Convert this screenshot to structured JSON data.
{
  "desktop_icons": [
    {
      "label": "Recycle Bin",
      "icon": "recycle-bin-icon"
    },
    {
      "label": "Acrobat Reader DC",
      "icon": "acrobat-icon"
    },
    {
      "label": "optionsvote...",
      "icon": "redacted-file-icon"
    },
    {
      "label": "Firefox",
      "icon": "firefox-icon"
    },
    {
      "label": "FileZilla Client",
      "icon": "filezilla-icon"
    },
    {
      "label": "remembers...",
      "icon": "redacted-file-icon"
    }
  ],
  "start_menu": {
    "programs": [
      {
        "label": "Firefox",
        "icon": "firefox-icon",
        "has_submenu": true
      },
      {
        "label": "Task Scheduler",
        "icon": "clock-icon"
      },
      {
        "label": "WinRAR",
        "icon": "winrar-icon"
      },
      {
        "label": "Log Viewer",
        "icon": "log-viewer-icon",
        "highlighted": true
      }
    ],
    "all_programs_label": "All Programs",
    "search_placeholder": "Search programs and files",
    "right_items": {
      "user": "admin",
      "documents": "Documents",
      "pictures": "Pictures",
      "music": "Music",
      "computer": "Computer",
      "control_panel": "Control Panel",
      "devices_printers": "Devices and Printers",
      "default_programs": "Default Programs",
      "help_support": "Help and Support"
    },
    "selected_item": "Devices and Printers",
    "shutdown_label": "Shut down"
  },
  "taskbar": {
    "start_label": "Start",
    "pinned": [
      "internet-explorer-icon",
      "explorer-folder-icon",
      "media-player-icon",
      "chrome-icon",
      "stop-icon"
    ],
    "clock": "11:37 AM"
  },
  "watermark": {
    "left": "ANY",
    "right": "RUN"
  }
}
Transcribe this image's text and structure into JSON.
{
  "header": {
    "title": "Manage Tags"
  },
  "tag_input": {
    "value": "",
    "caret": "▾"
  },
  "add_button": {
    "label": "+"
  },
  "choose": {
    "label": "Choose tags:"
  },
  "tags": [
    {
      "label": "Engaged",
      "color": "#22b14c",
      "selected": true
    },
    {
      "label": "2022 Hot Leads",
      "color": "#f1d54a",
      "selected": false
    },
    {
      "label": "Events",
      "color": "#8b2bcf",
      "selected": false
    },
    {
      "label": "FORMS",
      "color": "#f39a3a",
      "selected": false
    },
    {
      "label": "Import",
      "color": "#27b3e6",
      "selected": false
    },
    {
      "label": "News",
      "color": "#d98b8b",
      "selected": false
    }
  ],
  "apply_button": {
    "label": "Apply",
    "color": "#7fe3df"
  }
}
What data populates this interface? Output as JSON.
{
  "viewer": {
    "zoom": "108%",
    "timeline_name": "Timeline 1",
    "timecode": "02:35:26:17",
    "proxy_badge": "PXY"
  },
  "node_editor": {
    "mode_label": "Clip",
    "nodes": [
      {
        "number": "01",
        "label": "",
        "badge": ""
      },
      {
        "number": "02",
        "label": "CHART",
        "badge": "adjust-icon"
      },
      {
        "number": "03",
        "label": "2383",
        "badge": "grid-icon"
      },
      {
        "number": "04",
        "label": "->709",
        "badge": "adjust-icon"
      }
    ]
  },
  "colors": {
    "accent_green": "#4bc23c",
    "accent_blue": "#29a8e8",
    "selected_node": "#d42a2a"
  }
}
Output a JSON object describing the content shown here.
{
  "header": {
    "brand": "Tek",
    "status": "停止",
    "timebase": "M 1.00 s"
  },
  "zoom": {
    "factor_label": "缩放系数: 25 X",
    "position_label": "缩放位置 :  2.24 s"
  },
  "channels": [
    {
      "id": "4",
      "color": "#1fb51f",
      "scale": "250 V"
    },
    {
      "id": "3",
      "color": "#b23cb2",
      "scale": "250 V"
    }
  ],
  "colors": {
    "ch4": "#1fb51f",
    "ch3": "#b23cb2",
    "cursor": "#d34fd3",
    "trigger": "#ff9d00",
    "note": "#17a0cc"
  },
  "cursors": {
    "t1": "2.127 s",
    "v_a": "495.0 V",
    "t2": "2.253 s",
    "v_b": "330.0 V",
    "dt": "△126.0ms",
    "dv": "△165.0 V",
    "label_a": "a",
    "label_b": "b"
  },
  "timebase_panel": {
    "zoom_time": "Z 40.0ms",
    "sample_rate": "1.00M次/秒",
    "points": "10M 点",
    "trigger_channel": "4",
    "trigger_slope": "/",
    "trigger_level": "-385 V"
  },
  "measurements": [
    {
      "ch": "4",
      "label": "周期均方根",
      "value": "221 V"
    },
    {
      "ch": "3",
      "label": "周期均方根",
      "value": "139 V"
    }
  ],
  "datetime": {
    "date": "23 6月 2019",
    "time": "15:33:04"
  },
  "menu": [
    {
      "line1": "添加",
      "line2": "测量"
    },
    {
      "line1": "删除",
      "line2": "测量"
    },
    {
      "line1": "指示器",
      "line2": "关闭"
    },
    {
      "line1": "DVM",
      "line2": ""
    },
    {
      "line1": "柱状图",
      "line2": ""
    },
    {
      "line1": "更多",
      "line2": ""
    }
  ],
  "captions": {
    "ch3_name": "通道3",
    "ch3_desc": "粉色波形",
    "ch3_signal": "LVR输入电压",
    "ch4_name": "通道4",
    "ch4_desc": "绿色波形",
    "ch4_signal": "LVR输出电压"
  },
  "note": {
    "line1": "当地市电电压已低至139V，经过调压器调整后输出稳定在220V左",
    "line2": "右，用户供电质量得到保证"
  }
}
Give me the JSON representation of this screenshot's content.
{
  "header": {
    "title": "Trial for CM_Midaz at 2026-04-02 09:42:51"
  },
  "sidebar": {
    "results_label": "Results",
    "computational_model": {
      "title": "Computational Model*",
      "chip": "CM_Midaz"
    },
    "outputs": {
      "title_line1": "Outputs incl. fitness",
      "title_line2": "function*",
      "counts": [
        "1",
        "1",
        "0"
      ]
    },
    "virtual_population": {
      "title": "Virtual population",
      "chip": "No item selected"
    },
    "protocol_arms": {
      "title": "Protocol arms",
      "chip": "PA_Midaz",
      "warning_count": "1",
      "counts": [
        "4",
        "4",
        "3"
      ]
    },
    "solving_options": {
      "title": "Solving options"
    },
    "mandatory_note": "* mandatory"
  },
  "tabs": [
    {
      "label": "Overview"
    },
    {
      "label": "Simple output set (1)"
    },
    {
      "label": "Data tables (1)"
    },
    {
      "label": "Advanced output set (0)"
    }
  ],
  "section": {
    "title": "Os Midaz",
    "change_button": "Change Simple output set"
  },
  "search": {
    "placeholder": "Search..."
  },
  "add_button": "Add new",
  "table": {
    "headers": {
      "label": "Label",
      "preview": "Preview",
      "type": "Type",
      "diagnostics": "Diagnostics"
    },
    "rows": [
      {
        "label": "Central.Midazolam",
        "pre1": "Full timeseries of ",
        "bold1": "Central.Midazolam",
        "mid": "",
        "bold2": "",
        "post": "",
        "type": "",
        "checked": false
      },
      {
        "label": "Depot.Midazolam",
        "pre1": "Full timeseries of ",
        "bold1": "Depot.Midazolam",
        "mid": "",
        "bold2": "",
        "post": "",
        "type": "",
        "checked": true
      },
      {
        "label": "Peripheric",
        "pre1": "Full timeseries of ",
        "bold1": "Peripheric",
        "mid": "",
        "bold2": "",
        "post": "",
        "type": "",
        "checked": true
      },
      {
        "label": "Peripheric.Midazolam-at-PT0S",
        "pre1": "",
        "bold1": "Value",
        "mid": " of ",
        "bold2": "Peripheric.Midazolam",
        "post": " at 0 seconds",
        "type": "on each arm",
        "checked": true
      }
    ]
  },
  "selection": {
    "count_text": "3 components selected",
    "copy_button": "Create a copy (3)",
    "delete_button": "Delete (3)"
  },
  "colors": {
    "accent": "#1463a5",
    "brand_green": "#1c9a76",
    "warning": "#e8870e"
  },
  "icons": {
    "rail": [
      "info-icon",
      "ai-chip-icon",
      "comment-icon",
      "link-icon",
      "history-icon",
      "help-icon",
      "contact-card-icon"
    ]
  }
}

===

Task to complete: Which lines include "content"? Copy each of them out.

Exercise result:
Output a JSON object describing the content shown here.
Give me the JSON representation of this screenshot's content.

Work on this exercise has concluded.